__Requirements__
Your reply should be one number: the count of lines holding the word "heading".

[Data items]
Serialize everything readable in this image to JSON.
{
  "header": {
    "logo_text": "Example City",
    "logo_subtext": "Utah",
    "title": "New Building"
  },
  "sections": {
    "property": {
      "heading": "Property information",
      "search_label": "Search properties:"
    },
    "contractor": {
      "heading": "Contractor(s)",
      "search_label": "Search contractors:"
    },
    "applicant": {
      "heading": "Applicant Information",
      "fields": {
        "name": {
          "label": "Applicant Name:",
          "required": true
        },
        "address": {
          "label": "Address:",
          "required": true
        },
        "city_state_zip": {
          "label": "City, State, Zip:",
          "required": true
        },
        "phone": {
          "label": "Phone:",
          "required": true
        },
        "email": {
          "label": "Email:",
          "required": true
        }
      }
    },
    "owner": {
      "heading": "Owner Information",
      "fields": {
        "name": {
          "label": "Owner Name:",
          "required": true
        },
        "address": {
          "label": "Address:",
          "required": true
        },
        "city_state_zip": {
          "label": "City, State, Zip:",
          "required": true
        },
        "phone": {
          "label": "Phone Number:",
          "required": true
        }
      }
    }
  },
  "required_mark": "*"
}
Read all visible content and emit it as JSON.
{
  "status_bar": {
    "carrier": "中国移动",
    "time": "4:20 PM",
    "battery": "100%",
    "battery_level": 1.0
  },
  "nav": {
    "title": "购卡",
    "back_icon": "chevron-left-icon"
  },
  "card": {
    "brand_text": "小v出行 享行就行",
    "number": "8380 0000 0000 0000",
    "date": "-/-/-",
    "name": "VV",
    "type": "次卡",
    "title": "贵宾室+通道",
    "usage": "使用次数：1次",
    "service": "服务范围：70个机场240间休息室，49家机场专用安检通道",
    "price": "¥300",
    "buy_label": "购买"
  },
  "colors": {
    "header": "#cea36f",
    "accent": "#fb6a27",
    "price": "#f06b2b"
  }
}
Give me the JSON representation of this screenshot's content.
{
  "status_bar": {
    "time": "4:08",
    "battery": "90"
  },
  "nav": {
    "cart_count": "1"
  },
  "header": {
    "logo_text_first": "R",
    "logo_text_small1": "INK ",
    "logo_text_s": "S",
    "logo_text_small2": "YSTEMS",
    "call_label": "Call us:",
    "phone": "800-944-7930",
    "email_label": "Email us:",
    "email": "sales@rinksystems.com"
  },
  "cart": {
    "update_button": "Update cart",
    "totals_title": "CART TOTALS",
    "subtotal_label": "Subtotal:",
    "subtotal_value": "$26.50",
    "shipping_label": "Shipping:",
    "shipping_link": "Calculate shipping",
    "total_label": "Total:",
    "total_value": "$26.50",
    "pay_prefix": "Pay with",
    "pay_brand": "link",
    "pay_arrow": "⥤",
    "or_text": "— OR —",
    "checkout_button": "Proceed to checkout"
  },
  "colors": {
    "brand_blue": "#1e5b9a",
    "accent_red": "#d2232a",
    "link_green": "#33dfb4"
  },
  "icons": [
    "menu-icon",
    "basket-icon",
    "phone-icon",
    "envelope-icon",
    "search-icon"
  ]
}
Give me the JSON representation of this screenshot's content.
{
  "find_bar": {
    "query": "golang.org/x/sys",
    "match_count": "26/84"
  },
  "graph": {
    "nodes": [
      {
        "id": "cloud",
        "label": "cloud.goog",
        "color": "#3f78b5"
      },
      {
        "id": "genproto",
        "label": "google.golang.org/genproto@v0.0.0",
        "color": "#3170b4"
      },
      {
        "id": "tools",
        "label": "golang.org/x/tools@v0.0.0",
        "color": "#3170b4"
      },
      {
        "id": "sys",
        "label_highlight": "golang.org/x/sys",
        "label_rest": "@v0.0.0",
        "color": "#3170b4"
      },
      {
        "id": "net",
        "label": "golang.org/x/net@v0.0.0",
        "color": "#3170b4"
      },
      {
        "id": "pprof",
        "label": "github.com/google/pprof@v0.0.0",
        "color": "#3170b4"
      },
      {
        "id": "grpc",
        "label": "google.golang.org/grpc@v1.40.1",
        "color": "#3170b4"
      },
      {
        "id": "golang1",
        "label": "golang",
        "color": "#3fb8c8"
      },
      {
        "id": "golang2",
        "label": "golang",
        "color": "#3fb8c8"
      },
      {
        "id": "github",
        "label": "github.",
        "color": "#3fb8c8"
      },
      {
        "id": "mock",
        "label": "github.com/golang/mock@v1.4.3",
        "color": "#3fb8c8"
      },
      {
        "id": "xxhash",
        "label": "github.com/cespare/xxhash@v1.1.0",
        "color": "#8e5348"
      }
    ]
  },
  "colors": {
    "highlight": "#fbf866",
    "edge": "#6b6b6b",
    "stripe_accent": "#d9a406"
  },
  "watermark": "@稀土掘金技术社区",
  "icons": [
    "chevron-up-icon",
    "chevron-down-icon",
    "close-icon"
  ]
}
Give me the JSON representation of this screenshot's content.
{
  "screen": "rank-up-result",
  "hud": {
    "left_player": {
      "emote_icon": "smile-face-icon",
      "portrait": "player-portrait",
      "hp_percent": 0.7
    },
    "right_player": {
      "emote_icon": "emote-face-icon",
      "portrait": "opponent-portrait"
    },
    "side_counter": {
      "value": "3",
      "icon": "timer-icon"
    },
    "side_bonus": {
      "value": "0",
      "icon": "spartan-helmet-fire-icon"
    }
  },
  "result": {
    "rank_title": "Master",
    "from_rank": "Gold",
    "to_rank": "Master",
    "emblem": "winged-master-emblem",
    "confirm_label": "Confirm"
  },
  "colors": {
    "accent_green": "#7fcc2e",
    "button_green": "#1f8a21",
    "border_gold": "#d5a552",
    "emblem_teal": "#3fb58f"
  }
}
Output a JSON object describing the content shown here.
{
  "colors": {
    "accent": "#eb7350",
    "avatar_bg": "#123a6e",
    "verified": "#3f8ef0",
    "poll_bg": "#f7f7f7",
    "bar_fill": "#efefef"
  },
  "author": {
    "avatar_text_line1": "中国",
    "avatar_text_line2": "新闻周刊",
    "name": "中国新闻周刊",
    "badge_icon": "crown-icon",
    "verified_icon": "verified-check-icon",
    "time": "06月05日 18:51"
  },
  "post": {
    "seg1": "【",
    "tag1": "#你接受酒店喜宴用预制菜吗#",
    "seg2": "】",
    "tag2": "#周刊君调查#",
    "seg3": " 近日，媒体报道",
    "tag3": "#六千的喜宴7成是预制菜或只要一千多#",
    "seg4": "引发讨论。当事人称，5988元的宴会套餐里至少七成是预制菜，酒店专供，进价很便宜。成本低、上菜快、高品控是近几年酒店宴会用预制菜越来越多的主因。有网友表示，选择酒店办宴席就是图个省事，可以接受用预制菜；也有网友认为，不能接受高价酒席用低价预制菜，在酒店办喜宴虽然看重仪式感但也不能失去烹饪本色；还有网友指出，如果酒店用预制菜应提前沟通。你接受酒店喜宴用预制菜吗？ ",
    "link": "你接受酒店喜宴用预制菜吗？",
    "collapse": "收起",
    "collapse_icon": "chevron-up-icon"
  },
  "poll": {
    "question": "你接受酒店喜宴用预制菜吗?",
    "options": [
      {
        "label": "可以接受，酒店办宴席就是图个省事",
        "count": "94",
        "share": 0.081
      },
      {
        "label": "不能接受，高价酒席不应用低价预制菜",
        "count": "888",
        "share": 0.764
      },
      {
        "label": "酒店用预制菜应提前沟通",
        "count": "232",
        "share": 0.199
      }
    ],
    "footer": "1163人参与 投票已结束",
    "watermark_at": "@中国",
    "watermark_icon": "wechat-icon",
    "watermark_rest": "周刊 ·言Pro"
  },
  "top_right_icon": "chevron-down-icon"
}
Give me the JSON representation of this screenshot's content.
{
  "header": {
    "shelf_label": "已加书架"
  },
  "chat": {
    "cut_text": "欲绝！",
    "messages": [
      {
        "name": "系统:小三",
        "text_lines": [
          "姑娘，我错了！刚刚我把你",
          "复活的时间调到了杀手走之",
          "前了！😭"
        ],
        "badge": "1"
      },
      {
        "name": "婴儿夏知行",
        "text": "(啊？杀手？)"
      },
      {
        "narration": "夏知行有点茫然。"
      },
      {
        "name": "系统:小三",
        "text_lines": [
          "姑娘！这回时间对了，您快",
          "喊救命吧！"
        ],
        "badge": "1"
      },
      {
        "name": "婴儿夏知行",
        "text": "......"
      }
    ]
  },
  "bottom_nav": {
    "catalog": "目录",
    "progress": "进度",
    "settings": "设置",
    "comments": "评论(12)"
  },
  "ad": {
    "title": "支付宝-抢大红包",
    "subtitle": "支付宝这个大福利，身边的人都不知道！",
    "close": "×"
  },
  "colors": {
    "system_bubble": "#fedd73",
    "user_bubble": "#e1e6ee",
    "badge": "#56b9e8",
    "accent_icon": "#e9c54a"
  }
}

__The output__
4